ENTRIES PROVIDED =
══════════════════════════════

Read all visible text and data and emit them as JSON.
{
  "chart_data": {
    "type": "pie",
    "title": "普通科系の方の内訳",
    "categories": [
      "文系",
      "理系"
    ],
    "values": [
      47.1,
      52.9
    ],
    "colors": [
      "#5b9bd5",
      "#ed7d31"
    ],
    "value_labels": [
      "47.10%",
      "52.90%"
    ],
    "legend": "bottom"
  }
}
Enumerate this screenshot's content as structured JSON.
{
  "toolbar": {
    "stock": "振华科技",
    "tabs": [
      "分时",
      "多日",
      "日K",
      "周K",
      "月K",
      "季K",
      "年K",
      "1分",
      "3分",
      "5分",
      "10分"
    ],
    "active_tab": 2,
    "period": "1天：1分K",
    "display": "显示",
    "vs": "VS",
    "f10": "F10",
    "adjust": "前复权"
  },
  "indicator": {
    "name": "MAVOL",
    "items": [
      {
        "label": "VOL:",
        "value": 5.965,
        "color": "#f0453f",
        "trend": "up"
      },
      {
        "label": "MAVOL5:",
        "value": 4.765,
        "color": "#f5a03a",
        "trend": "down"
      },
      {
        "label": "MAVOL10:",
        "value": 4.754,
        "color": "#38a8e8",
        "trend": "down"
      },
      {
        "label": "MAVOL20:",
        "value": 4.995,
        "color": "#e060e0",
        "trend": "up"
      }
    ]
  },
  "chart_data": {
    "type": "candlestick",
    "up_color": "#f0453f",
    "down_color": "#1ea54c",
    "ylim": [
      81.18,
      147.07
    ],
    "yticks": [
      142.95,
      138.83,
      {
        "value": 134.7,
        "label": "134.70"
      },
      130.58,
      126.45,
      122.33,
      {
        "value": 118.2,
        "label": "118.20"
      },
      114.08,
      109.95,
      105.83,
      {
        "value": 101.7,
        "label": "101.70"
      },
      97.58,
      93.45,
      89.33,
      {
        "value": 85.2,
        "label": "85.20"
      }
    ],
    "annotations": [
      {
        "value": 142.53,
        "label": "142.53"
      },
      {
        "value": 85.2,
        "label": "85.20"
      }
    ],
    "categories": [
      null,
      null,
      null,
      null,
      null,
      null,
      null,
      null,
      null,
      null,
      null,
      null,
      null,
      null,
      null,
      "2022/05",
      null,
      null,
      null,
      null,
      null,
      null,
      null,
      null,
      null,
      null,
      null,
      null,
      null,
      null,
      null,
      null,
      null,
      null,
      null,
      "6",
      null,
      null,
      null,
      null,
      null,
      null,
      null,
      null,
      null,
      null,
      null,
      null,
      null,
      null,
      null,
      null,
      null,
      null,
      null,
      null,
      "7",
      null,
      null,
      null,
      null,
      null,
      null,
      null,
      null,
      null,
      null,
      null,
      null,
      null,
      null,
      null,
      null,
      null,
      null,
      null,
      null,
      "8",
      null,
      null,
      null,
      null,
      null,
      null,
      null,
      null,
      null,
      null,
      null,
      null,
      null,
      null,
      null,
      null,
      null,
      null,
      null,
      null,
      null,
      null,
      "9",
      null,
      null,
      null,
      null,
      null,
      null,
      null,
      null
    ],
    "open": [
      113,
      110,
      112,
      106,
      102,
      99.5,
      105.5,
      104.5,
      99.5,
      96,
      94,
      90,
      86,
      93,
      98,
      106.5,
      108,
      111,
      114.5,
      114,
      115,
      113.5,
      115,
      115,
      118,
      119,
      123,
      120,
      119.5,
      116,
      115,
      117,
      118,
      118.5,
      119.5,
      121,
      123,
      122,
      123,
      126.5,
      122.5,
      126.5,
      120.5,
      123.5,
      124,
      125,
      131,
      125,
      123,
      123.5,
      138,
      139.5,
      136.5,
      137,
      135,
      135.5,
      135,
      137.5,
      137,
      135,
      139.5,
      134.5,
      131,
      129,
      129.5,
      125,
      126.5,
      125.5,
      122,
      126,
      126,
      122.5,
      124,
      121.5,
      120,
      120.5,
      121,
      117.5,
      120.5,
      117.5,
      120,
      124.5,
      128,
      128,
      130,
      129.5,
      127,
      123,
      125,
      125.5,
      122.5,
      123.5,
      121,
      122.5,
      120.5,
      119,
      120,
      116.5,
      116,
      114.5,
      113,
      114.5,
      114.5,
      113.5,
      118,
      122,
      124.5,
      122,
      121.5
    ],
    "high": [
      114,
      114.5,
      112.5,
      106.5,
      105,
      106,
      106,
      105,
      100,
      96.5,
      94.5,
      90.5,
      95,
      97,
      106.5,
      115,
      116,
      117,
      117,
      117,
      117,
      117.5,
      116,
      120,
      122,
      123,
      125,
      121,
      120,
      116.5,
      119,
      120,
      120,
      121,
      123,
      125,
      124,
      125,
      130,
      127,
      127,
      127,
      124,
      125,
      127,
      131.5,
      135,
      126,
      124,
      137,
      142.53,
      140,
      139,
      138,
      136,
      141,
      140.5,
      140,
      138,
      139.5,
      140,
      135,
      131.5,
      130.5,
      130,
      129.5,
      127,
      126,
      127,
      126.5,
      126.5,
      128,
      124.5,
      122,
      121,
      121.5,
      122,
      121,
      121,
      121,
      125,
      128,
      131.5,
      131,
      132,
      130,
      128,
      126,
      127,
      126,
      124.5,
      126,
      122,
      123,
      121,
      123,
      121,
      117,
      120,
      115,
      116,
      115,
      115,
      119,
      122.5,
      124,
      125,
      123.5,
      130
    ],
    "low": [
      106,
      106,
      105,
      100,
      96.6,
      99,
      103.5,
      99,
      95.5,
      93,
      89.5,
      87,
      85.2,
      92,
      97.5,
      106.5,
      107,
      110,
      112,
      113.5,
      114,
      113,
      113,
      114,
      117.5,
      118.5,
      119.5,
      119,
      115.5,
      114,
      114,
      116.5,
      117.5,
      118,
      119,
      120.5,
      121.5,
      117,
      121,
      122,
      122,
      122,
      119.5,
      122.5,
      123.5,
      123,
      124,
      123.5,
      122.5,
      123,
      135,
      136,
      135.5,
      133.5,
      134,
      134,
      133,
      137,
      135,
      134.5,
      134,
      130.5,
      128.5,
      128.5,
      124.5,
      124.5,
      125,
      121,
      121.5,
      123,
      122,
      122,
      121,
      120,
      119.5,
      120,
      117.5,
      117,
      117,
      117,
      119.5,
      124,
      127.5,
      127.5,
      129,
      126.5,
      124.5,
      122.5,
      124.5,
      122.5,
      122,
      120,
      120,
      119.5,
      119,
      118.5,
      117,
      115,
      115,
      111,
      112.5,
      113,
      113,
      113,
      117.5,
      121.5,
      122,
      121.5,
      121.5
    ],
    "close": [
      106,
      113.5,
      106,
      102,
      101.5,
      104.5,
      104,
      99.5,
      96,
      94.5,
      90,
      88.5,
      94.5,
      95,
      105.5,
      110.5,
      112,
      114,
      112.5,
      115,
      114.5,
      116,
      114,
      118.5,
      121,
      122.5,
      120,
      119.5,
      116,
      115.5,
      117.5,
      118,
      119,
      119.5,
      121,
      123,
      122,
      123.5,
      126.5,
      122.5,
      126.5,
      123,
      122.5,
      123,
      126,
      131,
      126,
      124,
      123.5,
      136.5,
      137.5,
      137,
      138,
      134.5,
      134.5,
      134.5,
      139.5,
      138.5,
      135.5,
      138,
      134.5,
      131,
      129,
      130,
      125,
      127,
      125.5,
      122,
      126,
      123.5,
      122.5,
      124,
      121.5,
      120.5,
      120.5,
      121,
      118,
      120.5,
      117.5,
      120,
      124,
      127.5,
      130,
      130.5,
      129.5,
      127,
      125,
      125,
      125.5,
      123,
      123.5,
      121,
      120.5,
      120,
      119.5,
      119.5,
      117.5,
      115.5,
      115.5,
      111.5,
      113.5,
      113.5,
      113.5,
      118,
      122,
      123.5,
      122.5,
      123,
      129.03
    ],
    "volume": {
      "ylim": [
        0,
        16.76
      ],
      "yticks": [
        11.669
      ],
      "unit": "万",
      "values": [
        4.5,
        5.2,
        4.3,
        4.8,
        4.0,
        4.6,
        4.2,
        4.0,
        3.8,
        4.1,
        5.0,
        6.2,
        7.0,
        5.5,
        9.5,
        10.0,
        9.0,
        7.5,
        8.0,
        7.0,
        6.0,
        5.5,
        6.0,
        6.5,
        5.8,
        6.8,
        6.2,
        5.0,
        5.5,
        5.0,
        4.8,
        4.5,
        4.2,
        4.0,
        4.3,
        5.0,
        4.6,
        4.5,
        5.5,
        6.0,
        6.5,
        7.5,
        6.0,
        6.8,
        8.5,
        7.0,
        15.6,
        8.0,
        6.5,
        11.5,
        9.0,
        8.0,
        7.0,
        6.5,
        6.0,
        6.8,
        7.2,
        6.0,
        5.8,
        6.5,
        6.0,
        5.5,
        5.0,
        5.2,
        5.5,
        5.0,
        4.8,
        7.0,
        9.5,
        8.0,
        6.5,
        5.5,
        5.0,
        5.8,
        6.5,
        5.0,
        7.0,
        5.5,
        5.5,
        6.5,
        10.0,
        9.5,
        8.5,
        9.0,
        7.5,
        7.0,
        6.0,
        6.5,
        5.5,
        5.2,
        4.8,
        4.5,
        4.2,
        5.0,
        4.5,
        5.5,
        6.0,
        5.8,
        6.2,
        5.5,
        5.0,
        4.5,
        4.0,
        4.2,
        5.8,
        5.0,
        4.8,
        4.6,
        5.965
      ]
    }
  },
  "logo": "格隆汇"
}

══════════════════════════════

SET EXERCISE =
Using the material above, work out how many lines contain the string "JSON". Give that number alone.

EXPECTED ANSWER =
2